Extracts from a graphics dataset:
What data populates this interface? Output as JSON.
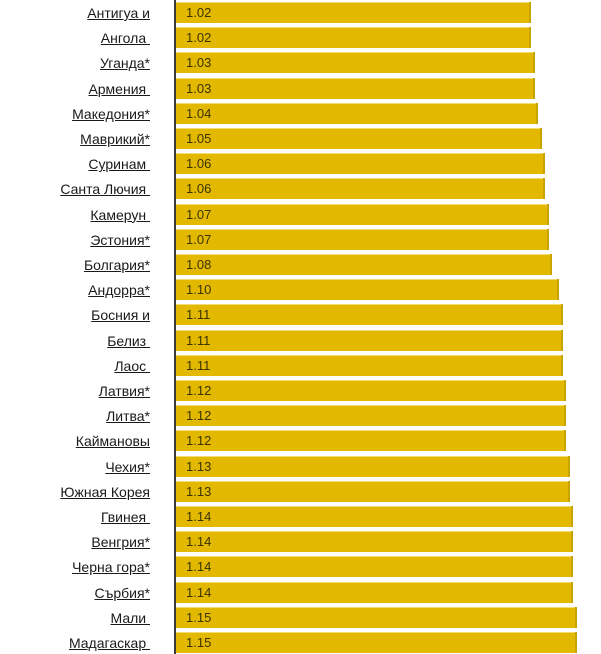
{
  "chart_data": {
    "type": "bar",
    "orientation": "horizontal",
    "title": "",
    "xlabel": "",
    "ylabel": "",
    "xlim": [
      0.9,
      1.15
    ],
    "bar_color": "#e2b900",
    "categories": [
      "Антигуа и",
      "Ангола ",
      "Уганда*",
      "Армения ",
      "Македония*",
      "Маврикий*",
      "Суринам ",
      "Санта Лючия ",
      "Камерун ",
      "Эстония*",
      "Болгария*",
      "Андорра*",
      "Босния и",
      "Белиз ",
      "Лаос ",
      "Латвия*",
      "Литва*",
      "Каймановы",
      "Чехия*",
      "Южная Корея",
      "Гвинея ",
      "Венгрия*",
      "Черна гора*",
      "Сърбия*",
      "Мали ",
      "Мадагаскар "
    ],
    "values": [
      1.02,
      1.02,
      1.03,
      1.03,
      1.04,
      1.05,
      1.06,
      1.06,
      1.07,
      1.07,
      1.08,
      1.1,
      1.11,
      1.11,
      1.11,
      1.12,
      1.12,
      1.12,
      1.13,
      1.13,
      1.14,
      1.14,
      1.14,
      1.14,
      1.15,
      1.15
    ],
    "value_labels": [
      "1.02",
      "1.02",
      "1.03",
      "1.03",
      "1.04",
      "1.05",
      "1.06",
      "1.06",
      "1.07",
      "1.07",
      "1.08",
      "1.10",
      "1.11",
      "1.11",
      "1.11",
      "1.12",
      "1.12",
      "1.12",
      "1.13",
      "1.13",
      "1.14",
      "1.14",
      "1.14",
      "1.14",
      "1.15",
      "1.15"
    ]
  }
}
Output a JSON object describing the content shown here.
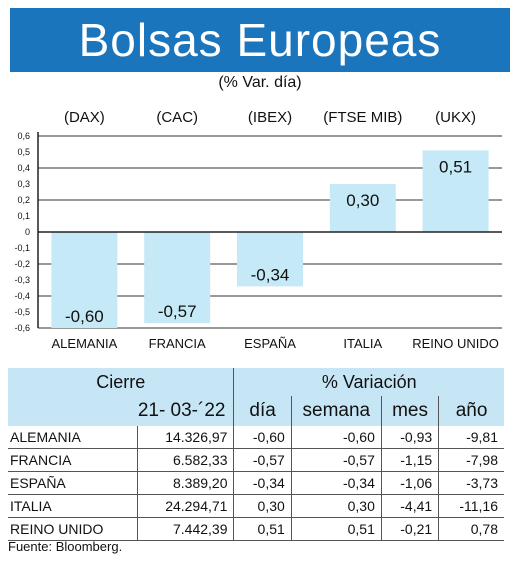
{
  "header": {
    "title": "Bolsas Europeas",
    "subtitle": "(% Var. día)"
  },
  "chart_data": {
    "type": "bar",
    "categories": [
      "ALEMANIA",
      "FRANCIA",
      "ESPAÑA",
      "ITALIA",
      "REINO UNIDO"
    ],
    "index_labels": [
      "(DAX)",
      "(CAC)",
      "(IBEX)",
      "(FTSE MIB)",
      "(UKX)"
    ],
    "values": [
      -0.6,
      -0.57,
      -0.34,
      0.3,
      0.51
    ],
    "value_labels": [
      "-0,60",
      "-0,57",
      "-0,34",
      "0,30",
      "0,51"
    ],
    "ylim": [
      -0.6,
      0.6
    ],
    "y_ticks": [
      "0,6",
      "0,5",
      "0,4",
      "0,3",
      "0,2",
      "0,1",
      "0",
      "-0,1",
      "-0,2",
      "-0,3",
      "-0,4",
      "-0,5",
      "-0,6"
    ],
    "grid": true,
    "bar_color": "#c6e9f7"
  },
  "table": {
    "group_headers": [
      "Cierre",
      "% Variación"
    ],
    "columns": [
      "21- 03-´22",
      "día",
      "semana",
      "mes",
      "año"
    ],
    "rows": [
      {
        "country": "ALEMANIA",
        "cierre": "14.326,97",
        "dia": "-0,60",
        "semana": "-0,60",
        "mes": "-0,93",
        "ano": "-9,81"
      },
      {
        "country": "FRANCIA",
        "cierre": "6.582,33",
        "dia": "-0,57",
        "semana": "-0,57",
        "mes": "-1,15",
        "ano": "-7,98"
      },
      {
        "country": "ESPAÑA",
        "cierre": "8.389,20",
        "dia": "-0,34",
        "semana": "-0,34",
        "mes": "-1,06",
        "ano": "-3,73"
      },
      {
        "country": "ITALIA",
        "cierre": "24.294,71",
        "dia": "0,30",
        "semana": "0,30",
        "mes": "-4,41",
        "ano": "-11,16"
      },
      {
        "country": "REINO UNIDO",
        "cierre": "7.442,39",
        "dia": "0,51",
        "semana": "0,51",
        "mes": "-0,21",
        "ano": "0,78"
      }
    ]
  },
  "source": "Fuente: Bloomberg.",
  "colors": {
    "banner": "#1a75bc",
    "table_header": "#c6e6f6"
  }
}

Work to do: Find every line in the records that contains the word "country"; copy those lines.

The answer:
        "country": "ALEMANIA",
        "country": "FRANCIA",
        "country": "ESPAÑA",
        "country": "ITALIA",
        "country": "REINO UNIDO",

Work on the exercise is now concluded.